Collected data:

++++++++

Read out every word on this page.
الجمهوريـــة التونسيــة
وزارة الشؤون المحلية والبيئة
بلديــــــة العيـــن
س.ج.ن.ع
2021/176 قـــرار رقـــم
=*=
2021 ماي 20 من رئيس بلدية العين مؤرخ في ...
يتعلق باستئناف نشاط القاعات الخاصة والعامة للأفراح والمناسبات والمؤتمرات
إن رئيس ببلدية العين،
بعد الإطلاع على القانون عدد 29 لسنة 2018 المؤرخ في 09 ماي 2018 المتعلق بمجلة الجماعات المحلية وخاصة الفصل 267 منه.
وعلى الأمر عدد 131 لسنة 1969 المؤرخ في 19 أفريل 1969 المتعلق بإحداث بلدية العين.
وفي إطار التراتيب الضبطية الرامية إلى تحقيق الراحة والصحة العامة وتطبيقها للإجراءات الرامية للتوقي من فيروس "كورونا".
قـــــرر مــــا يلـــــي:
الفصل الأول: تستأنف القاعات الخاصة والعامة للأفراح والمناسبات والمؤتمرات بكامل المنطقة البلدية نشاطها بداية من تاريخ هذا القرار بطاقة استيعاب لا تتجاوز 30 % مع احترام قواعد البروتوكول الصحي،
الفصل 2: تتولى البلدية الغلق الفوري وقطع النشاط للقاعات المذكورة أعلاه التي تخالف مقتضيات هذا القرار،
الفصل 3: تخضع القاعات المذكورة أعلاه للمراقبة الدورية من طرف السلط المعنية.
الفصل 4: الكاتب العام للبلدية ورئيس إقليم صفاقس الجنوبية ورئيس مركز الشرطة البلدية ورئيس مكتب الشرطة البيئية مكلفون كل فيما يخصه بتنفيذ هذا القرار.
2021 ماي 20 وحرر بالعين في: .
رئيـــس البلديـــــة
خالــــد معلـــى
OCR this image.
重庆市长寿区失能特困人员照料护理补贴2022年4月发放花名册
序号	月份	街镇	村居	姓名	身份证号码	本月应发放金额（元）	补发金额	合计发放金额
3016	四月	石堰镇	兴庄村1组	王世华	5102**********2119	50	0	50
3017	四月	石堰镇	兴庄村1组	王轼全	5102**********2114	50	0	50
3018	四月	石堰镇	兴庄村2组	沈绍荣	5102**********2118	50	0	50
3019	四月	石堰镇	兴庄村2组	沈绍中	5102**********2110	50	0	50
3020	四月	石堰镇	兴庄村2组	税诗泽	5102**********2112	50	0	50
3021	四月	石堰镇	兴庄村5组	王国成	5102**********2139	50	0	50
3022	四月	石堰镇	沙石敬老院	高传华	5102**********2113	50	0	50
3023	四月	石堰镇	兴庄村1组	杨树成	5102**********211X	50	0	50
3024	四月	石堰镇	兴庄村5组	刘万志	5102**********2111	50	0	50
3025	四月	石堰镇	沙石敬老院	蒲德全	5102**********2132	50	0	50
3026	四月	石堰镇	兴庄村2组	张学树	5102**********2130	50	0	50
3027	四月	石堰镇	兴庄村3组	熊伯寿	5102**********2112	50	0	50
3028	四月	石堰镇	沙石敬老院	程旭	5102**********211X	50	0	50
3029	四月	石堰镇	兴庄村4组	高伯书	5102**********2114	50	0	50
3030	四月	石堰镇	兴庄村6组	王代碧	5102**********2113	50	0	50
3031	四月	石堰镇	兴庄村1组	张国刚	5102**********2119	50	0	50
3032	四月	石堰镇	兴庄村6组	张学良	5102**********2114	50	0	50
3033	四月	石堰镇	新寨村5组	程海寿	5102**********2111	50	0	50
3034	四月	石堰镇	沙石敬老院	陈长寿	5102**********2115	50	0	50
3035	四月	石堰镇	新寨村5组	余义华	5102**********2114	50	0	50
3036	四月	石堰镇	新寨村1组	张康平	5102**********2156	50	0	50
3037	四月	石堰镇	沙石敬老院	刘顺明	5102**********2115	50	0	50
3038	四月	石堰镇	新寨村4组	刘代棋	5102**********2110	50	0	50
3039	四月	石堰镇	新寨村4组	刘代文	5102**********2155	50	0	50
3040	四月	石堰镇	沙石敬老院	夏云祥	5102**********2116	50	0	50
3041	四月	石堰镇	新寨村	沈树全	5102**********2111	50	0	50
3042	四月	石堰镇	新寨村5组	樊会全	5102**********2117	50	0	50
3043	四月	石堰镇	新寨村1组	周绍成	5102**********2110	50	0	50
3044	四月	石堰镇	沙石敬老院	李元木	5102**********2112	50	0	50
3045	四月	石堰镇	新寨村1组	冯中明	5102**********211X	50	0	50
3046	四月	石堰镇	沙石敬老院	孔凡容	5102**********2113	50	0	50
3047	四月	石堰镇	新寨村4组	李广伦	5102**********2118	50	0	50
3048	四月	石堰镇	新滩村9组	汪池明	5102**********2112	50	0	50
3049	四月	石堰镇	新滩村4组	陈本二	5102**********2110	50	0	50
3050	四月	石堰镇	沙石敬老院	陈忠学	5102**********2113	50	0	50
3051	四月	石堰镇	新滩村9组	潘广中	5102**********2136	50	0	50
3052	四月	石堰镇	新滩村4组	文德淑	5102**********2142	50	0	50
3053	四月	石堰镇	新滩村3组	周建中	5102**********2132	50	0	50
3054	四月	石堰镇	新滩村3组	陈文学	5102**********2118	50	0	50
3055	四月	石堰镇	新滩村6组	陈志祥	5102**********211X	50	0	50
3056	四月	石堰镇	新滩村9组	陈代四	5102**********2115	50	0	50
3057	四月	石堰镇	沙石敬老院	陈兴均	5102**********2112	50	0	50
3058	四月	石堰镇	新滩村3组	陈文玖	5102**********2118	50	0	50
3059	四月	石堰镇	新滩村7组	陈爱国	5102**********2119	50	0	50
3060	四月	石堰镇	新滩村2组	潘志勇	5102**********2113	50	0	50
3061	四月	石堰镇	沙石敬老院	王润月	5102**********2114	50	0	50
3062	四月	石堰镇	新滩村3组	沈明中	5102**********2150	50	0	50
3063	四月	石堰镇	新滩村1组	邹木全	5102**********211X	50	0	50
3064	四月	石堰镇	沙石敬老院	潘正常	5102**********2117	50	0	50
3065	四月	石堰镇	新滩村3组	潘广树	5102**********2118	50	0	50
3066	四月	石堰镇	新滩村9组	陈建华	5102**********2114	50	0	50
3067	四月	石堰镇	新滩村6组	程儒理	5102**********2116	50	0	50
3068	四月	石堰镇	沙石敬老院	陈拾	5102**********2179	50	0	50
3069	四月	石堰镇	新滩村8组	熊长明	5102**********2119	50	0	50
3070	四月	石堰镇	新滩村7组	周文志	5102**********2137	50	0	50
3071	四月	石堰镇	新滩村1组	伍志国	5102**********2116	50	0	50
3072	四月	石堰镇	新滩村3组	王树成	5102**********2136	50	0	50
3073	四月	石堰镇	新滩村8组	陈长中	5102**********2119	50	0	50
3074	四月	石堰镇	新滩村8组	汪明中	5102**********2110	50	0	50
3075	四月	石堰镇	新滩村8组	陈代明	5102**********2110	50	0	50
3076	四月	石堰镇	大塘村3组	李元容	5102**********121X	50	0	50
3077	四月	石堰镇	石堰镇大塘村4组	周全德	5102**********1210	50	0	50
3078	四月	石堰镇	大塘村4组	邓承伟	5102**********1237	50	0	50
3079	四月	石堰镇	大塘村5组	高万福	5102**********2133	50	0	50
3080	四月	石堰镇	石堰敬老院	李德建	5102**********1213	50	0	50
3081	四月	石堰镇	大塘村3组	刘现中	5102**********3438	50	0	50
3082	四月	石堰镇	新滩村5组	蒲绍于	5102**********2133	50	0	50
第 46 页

++++++++

Retype all of the material above with every character intact.

→ OUTPUT OF THE EXERCISE:
Read out every word on this page.
الجمهوريـــة التونسيــة
وزارة الشؤون المحلية والبيئة
بلديــــــة العيـــن
س.ج.ن.ع
2021/176 قـــرار رقـــم
=*=
2021 ماي 20 من رئيس بلدية العين مؤرخ في ...
يتعلق باستئناف نشاط القاعات الخاصة والعامة للأفراح والمناسبات والمؤتمرات
إن رئيس ببلدية العين،
بعد الإطلاع على القانون عدد 29 لسنة 2018 المؤرخ في 09 ماي 2018 المتعلق بمجلة الجماعات المحلية وخاصة الفصل 267 منه.
وعلى الأمر عدد 131 لسنة 1969 المؤرخ في 19 أفريل 1969 المتعلق بإحداث بلدية العين.
وفي إطار التراتيب الضبطية الرامية إلى تحقيق الراحة والصحة العامة وتطبيقها للإجراءات الرامية للتوقي من فيروس "كورونا".
قـــــرر مــــا يلـــــي:
الفصل الأول: تستأنف القاعات الخاصة والعامة للأفراح والمناسبات والمؤتمرات بكامل المنطقة البلدية نشاطها بداية من تاريخ هذا القرار بطاقة استيعاب لا تتجاوز 30 % مع احترام قواعد البروتوكول الصحي،
الفصل 2: تتولى البلدية الغلق الفوري وقطع النشاط للقاعات المذكورة أعلاه التي تخالف مقتضيات هذا القرار،
الفصل 3: تخضع القاعات المذكورة أعلاه للمراقبة الدورية من طرف السلط المعنية.
الفصل 4: الكاتب العام للبلدية ورئيس إقليم صفاقس الجنوبية ورئيس مركز الشرطة البلدية ورئيس مكتب الشرطة البيئية مكلفون كل فيما يخصه بتنفيذ هذا القرار.
2021 ماي 20 وحرر بالعين في: .
رئيـــس البلديـــــة
خالــــد معلـــى
OCR this image.
重庆市长寿区失能特困人员照料护理补贴2022年4月发放花名册
序号	月份	街镇	村居	姓名	身份证号码	本月应发放金额（元）	补发金额	合计发放金额
3016	四月	石堰镇	兴庄村1组	王世华	5102**********2119	50	0	50
3017	四月	石堰镇	兴庄村1组	王轼全	5102**********2114	50	0	50
3018	四月	石堰镇	兴庄村2组	沈绍荣	5102**********2118	50	0	50
3019	四月	石堰镇	兴庄村2组	沈绍中	5102**********2110	50	0	50
3020	四月	石堰镇	兴庄村2组	税诗泽	5102**********2112	50	0	50
3021	四月	石堰镇	兴庄村5组	王国成	5102**********2139	50	0	50
3022	四月	石堰镇	沙石敬老院	高传华	5102**********2113	50	0	50
3023	四月	石堰镇	兴庄村1组	杨树成	5102**********211X	50	0	50
3024	四月	石堰镇	兴庄村5组	刘万志	5102**********2111	50	0	50
3025	四月	石堰镇	沙石敬老院	蒲德全	5102**********2132	50	0	50
3026	四月	石堰镇	兴庄村2组	张学树	5102**********2130	50	0	50
3027	四月	石堰镇	兴庄村3组	熊伯寿	5102**********2112	50	0	50
3028	四月	石堰镇	沙石敬老院	程旭	5102**********211X	50	0	50
3029	四月	石堰镇	兴庄村4组	高伯书	5102**********2114	50	0	50
3030	四月	石堰镇	兴庄村6组	王代碧	5102**********2113	50	0	50
3031	四月	石堰镇	兴庄村1组	张国刚	5102**********2119	50	0	50
3032	四月	石堰镇	兴庄村6组	张学良	5102**********2114	50	0	50
3033	四月	石堰镇	新寨村5组	程海寿	5102**********2111	50	0	50
3034	四月	石堰镇	沙石敬老院	陈长寿	5102**********2115	50	0	50
3035	四月	石堰镇	新寨村5组	余义华	5102**********2114	50	0	50
3036	四月	石堰镇	新寨村1组	张康平	5102**********2156	50	0	50
3037	四月	石堰镇	沙石敬老院	刘顺明	5102**********2115	50	0	50
3038	四月	石堰镇	新寨村4组	刘代棋	5102**********2110	50	0	50
3039	四月	石堰镇	新寨村4组	刘代文	5102**********2155	50	0	50
3040	四月	石堰镇	沙石敬老院	夏云祥	5102**********2116	50	0	50
3041	四月	石堰镇	新寨村	沈树全	5102**********2111	50	0	50
3042	四月	石堰镇	新寨村5组	樊会全	5102**********2117	50	0	50
3043	四月	石堰镇	新寨村1组	周绍成	5102**********2110	50	0	50
3044	四月	石堰镇	沙石敬老院	李元木	5102**********2112	50	0	50
3045	四月	石堰镇	新寨村1组	冯中明	5102**********211X	50	0	50
3046	四月	石堰镇	沙石敬老院	孔凡容	5102**********2113	50	0	50
3047	四月	石堰镇	新寨村4组	李广伦	5102**********2118	50	0	50
3048	四月	石堰镇	新滩村9组	汪池明	5102**********2112	50	0	50
3049	四月	石堰镇	新滩村4组	陈本二	5102**********2110	50	0	50
3050	四月	石堰镇	沙石敬老院	陈忠学	5102**********2113	50	0	50
3051	四月	石堰镇	新滩村9组	潘广中	5102**********2136	50	0	50
3052	四月	石堰镇	新滩村4组	文德淑	5102**********2142	50	0	50
3053	四月	石堰镇	新滩村3组	周建中	5102**********2132	50	0	50
3054	四月	石堰镇	新滩村3组	陈文学	5102**********2118	50	0	50
3055	四月	石堰镇	新滩村6组	陈志祥	5102**********211X	50	0	50
3056	四月	石堰镇	新滩村9组	陈代四	5102**********2115	50	0	50
3057	四月	石堰镇	沙石敬老院	陈兴均	5102**********2112	50	0	50
3058	四月	石堰镇	新滩村3组	陈文玖	5102**********2118	50	0	50
3059	四月	石堰镇	新滩村7组	陈爱国	5102**********2119	50	0	50
3060	四月	石堰镇	新滩村2组	潘志勇	5102**********2113	50	0	50
3061	四月	石堰镇	沙石敬老院	王润月	5102**********2114	50	0	50
3062	四月	石堰镇	新滩村3组	沈明中	5102**********2150	50	0	50
3063	四月	石堰镇	新滩村1组	邹木全	5102**********211X	50	0	50
3064	四月	石堰镇	沙石敬老院	潘正常	5102**********2117	50	0	50
3065	四月	石堰镇	新滩村3组	潘广树	5102**********2118	50	0	50
3066	四月	石堰镇	新滩村9组	陈建华	5102**********2114	50	0	50
3067	四月	石堰镇	新滩村6组	程儒理	5102**********2116	50	0	50
3068	四月	石堰镇	沙石敬老院	陈拾	5102**********2179	50	0	50
3069	四月	石堰镇	新滩村8组	熊长明	5102**********2119	50	0	50
3070	四月	石堰镇	新滩村7组	周文志	5102**********2137	50	0	50
3071	四月	石堰镇	新滩村1组	伍志国	5102**********2116	50	0	50
3072	四月	石堰镇	新滩村3组	王树成	5102**********2136	50	0	50
3073	四月	石堰镇	新滩村8组	陈长中	5102**********2119	50	0	50
3074	四月	石堰镇	新滩村8组	汪明中	5102**********2110	50	0	50
3075	四月	石堰镇	新滩村8组	陈代明	5102**********2110	50	0	50
3076	四月	石堰镇	大塘村3组	李元容	5102**********121X	50	0	50
3077	四月	石堰镇	石堰镇大塘村4组	周全德	5102**********1210	50	0	50
3078	四月	石堰镇	大塘村4组	邓承伟	5102**********1237	50	0	50
3079	四月	石堰镇	大塘村5组	高万福	5102**********2133	50	0	50
3080	四月	石堰镇	石堰敬老院	李德建	5102**********1213	50	0	50
3081	四月	石堰镇	大塘村3组	刘现中	5102**********3438	50	0	50
3082	四月	石堰镇	新滩村5组	蒲绍于	5102**********2133	50	0	50
第 46 页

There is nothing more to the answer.